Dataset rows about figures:
[start]

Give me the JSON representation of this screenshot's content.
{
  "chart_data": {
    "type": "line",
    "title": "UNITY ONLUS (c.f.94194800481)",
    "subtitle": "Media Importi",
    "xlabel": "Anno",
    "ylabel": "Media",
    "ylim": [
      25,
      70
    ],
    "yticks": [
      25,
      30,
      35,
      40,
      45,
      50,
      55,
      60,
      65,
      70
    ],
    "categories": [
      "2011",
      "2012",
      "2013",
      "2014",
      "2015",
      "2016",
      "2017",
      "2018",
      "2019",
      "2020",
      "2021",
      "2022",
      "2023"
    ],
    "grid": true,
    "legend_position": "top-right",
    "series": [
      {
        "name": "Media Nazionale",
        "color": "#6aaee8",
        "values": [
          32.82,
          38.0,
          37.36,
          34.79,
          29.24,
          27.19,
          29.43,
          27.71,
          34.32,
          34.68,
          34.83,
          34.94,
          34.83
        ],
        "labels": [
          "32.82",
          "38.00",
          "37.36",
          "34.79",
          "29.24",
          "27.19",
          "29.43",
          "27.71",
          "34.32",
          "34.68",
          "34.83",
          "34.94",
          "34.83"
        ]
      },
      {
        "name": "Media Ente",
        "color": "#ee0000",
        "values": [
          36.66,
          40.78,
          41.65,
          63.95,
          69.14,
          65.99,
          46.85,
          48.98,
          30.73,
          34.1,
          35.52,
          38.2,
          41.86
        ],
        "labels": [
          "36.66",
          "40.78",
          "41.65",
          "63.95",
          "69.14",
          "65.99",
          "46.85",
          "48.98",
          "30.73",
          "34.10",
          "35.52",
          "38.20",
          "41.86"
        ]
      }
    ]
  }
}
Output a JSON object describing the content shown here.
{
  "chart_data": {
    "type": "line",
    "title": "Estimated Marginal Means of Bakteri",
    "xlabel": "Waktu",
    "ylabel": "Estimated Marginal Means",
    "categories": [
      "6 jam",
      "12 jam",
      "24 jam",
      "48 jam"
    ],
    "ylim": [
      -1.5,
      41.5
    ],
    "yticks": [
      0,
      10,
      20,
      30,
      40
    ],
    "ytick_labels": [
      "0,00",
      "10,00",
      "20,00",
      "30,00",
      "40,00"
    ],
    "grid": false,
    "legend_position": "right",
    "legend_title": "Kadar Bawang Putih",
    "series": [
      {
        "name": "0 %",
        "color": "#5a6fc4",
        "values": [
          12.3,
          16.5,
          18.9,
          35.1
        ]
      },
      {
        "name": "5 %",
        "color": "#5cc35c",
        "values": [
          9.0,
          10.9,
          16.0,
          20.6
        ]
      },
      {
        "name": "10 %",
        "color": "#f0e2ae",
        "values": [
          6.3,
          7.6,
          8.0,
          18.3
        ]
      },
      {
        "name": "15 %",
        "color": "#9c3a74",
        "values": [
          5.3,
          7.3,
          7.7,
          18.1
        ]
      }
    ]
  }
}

[end]

* [What the exercise asks]:
Output the full listing without altering anything.

* [Output of the task]:
Give me the JSON representation of this screenshot's content.
{
  "chart_data": {
    "type": "line",
    "title": "UNITY ONLUS (c.f.94194800481)",
    "subtitle": "Media Importi",
    "xlabel": "Anno",
    "ylabel": "Media",
    "ylim": [
      25,
      70
    ],
    "yticks": [
      25,
      30,
      35,
      40,
      45,
      50,
      55,
      60,
      65,
      70
    ],
    "categories": [
      "2011",
      "2012",
      "2013",
      "2014",
      "2015",
      "2016",
      "2017",
      "2018",
      "2019",
      "2020",
      "2021",
      "2022",
      "2023"
    ],
    "grid": true,
    "legend_position": "top-right",
    "series": [
      {
        "name": "Media Nazionale",
        "color": "#6aaee8",
        "values": [
          32.82,
          38.0,
          37.36,
          34.79,
          29.24,
          27.19,
          29.43,
          27.71,
          34.32,
          34.68,
          34.83,
          34.94,
          34.83
        ],
        "labels": [
          "32.82",
          "38.00",
          "37.36",
          "34.79",
          "29.24",
          "27.19",
          "29.43",
          "27.71",
          "34.32",
          "34.68",
          "34.83",
          "34.94",
          "34.83"
        ]
      },
      {
        "name": "Media Ente",
        "color": "#ee0000",
        "values": [
          36.66,
          40.78,
          41.65,
          63.95,
          69.14,
          65.99,
          46.85,
          48.98,
          30.73,
          34.1,
          35.52,
          38.2,
          41.86
        ],
        "labels": [
          "36.66",
          "40.78",
          "41.65",
          "63.95",
          "69.14",
          "65.99",
          "46.85",
          "48.98",
          "30.73",
          "34.10",
          "35.52",
          "38.20",
          "41.86"
        ]
      }
    ]
  }
}
Output a JSON object describing the content shown here.
{
  "chart_data": {
    "type": "line",
    "title": "Estimated Marginal Means of Bakteri",
    "xlabel": "Waktu",
    "ylabel": "Estimated Marginal Means",
    "categories": [
      "6 jam",
      "12 jam",
      "24 jam",
      "48 jam"
    ],
    "ylim": [
      -1.5,
      41.5
    ],
    "yticks": [
      0,
      10,
      20,
      30,
      40
    ],
    "ytick_labels": [
      "0,00",
      "10,00",
      "20,00",
      "30,00",
      "40,00"
    ],
    "grid": false,
    "legend_position": "right",
    "legend_title": "Kadar Bawang Putih",
    "series": [
      {
        "name": "0 %",
        "color": "#5a6fc4",
        "values": [
          12.3,
          16.5,
          18.9,
          35.1
        ]
      },
      {
        "name": "5 %",
        "color": "#5cc35c",
        "values": [
          9.0,
          10.9,
          16.0,
          20.6
        ]
      },
      {
        "name": "10 %",
        "color": "#f0e2ae",
        "values": [
          6.3,
          7.6,
          8.0,
          18.3
        ]
      },
      {
        "name": "15 %",
        "color": "#9c3a74",
        "values": [
          5.3,
          7.3,
          7.7,
          18.1
        ]
      }
    ]
  }
}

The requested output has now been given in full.